| What is asked |
From the listing below, count the lines where the string "text" occurs. Give the number, with no other words.

| Data to process |

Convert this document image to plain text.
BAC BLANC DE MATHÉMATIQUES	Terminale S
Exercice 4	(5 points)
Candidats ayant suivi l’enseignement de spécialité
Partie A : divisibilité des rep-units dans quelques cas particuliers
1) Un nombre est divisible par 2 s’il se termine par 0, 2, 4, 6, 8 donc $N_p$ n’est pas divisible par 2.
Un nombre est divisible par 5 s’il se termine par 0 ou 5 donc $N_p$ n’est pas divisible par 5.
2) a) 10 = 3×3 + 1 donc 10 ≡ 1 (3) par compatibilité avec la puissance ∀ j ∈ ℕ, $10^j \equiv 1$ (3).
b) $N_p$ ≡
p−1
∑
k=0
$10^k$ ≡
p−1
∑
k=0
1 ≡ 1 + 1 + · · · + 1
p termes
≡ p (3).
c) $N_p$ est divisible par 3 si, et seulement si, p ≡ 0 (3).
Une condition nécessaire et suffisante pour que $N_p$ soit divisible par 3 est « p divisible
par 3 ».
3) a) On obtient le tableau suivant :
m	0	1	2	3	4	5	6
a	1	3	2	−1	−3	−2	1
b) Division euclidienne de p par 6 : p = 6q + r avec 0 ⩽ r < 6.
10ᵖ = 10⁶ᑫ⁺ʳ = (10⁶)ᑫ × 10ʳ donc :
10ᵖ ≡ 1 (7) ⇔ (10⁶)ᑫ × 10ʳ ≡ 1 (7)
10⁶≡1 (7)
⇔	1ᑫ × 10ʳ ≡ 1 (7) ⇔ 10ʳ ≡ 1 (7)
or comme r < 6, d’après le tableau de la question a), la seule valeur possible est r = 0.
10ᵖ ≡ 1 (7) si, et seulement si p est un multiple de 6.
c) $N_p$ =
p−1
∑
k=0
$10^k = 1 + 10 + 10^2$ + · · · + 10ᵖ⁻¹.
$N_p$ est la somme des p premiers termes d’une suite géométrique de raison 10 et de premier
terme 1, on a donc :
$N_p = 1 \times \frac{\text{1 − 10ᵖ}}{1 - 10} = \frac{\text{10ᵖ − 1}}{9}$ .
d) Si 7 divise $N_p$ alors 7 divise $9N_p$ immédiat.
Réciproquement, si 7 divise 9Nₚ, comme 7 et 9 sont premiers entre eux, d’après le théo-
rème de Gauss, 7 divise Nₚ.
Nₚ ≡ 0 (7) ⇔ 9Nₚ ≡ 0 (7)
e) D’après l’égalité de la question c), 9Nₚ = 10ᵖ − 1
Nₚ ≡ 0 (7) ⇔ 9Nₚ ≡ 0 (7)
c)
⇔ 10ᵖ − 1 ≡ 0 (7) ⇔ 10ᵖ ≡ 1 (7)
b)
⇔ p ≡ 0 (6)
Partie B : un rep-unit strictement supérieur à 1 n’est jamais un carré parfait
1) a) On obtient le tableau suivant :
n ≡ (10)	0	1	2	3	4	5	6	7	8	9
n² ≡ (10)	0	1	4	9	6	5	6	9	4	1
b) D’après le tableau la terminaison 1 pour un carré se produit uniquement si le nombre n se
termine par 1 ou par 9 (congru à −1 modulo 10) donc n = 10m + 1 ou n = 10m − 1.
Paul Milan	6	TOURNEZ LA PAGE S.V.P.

| The completed task |
2